Direction: Give the entries again, word for word.

================

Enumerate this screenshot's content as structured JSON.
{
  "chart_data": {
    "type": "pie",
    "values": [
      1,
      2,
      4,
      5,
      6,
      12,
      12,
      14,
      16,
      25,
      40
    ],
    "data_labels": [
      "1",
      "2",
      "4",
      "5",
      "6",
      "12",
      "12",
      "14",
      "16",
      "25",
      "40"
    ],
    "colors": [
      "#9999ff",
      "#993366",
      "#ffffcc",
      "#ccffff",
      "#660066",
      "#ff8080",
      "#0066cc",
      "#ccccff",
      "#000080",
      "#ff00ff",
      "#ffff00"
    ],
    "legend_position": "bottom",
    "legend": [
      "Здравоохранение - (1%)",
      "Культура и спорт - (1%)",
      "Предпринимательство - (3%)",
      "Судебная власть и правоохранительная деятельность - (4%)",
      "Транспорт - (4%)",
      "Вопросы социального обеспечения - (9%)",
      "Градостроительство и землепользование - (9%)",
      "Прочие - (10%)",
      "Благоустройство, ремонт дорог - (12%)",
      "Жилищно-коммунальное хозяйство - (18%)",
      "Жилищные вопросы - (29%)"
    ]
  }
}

================

Completed task:
Enumerate this screenshot's content as structured JSON.
{
  "chart_data": {
    "type": "pie",
    "values": [
      1,
      2,
      4,
      5,
      6,
      12,
      12,
      14,
      16,
      25,
      40
    ],
    "data_labels": [
      "1",
      "2",
      "4",
      "5",
      "6",
      "12",
      "12",
      "14",
      "16",
      "25",
      "40"
    ],
    "colors": [
      "#9999ff",
      "#993366",
      "#ffffcc",
      "#ccffff",
      "#660066",
      "#ff8080",
      "#0066cc",
      "#ccccff",
      "#000080",
      "#ff00ff",
      "#ffff00"
    ],
    "legend_position": "bottom",
    "legend": [
      "Здравоохранение - (1%)",
      "Культура и спорт - (1%)",
      "Предпринимательство - (3%)",
      "Судебная власть и правоохранительная деятельность - (4%)",
      "Транспорт - (4%)",
      "Вопросы социального обеспечения - (9%)",
      "Градостроительство и землепользование - (9%)",
      "Прочие - (10%)",
      "Благоустройство, ремонт дорог - (12%)",
      "Жилищно-коммунальное хозяйство - (18%)",
      "Жилищные вопросы - (29%)"
    ]
  }
}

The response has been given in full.